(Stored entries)
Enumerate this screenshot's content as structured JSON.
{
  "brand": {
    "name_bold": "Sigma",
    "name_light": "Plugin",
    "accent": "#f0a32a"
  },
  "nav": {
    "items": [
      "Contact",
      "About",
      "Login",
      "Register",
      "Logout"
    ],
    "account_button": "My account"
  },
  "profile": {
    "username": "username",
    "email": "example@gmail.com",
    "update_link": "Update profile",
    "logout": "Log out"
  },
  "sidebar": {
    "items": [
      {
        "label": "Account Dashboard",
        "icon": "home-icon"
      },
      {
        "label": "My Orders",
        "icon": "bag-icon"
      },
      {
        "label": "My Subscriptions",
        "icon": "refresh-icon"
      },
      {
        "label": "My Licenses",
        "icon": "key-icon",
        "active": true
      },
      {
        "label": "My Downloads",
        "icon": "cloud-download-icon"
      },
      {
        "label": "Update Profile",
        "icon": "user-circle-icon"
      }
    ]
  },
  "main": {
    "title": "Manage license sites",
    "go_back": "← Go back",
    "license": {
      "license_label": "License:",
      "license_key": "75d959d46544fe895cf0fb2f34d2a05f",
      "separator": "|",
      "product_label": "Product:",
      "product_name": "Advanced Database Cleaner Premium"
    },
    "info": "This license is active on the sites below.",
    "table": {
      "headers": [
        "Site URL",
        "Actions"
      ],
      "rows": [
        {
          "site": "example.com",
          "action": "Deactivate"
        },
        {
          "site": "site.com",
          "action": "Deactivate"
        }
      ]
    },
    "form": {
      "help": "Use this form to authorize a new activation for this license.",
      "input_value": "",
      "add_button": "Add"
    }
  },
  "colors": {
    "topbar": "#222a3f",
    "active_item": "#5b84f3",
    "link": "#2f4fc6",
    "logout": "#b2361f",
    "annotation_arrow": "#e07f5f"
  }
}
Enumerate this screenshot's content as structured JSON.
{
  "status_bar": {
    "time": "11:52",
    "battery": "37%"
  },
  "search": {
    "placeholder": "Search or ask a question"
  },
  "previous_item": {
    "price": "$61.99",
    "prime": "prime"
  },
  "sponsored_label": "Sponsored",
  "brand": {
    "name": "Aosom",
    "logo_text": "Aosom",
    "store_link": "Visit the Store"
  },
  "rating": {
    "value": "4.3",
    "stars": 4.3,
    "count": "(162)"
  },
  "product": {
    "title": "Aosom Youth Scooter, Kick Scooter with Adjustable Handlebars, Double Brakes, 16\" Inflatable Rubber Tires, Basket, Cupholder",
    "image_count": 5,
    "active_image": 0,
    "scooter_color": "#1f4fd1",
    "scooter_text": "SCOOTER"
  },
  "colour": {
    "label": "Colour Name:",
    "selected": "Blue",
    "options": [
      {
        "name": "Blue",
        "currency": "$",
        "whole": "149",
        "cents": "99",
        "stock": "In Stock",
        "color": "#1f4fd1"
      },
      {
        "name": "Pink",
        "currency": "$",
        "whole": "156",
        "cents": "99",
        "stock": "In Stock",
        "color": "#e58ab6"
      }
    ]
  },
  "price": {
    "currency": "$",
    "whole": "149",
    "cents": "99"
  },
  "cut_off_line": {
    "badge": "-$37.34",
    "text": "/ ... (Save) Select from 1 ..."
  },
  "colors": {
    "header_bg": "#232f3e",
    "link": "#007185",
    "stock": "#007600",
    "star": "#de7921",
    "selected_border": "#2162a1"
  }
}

* Exercise details *
Select all lines with the word "Update" from the entries above.

* Finished answer *
    "update_link": "Update profile",
        "label": "Update Profile",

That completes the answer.